- [TASK DATA]:
+ + + + + + +

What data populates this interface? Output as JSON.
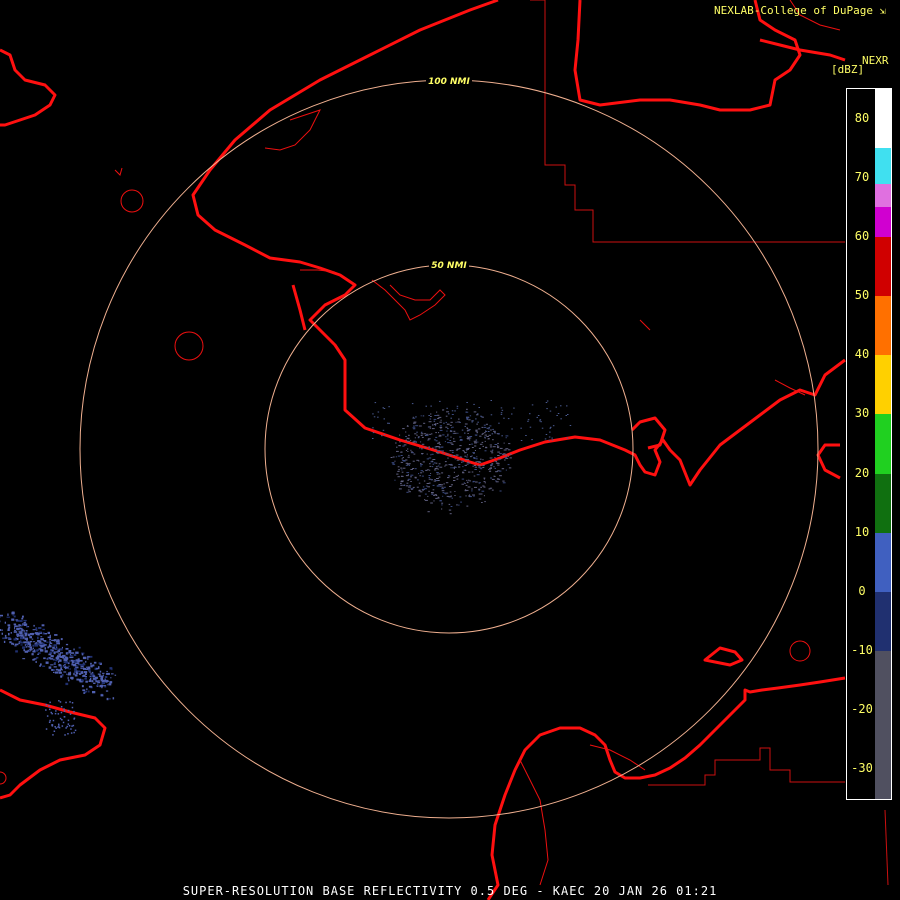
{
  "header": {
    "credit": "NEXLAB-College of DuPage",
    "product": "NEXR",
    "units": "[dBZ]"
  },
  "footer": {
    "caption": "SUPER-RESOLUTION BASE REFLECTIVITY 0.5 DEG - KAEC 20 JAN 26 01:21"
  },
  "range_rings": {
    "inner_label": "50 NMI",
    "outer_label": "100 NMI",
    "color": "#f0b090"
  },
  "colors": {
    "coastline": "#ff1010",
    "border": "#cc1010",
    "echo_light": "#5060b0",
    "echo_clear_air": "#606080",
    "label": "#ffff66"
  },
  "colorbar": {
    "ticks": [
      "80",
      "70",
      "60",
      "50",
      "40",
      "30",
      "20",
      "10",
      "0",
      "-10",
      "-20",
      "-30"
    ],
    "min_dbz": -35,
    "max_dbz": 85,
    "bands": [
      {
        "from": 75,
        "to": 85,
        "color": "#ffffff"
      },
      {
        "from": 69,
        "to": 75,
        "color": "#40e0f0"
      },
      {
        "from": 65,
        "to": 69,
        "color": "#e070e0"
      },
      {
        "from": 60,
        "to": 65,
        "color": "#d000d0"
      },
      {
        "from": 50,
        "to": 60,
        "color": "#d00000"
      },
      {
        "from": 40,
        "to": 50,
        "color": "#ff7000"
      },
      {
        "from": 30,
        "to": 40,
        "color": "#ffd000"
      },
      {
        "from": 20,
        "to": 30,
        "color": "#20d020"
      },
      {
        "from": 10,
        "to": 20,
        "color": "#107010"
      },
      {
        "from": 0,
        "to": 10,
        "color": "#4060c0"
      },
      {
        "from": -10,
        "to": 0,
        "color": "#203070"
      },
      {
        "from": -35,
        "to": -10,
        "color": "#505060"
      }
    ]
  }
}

+ + + + + + +

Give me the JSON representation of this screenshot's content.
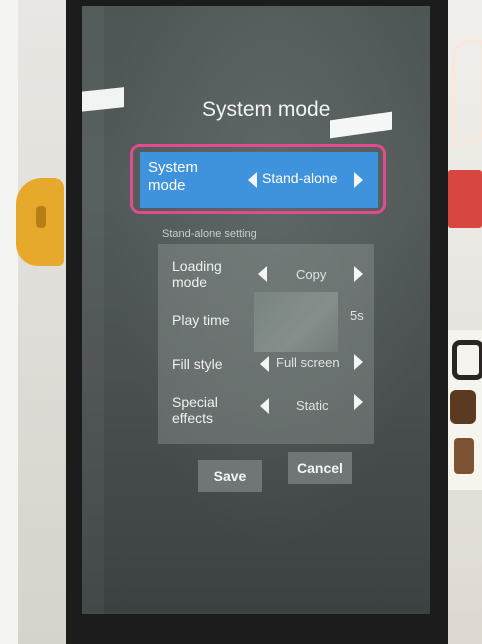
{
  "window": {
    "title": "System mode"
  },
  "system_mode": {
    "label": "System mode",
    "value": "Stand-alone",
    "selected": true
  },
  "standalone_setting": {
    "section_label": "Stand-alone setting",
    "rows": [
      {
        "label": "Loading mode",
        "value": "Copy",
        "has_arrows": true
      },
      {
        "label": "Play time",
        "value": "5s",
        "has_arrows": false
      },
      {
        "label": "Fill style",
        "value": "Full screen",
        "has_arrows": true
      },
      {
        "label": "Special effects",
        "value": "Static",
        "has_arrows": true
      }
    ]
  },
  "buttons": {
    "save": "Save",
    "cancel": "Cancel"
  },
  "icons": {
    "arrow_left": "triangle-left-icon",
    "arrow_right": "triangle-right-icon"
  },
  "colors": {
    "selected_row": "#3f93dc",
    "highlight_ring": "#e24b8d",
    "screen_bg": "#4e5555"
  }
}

+ + + + + + +

- [WHAT NEEDS TO BE DONE]: Which lines include "this"? Copy each of them out.

- [TASK RESULT]:
What data populates this interface? Output as JSON.
Give me the JSON representation of this screenshot's content.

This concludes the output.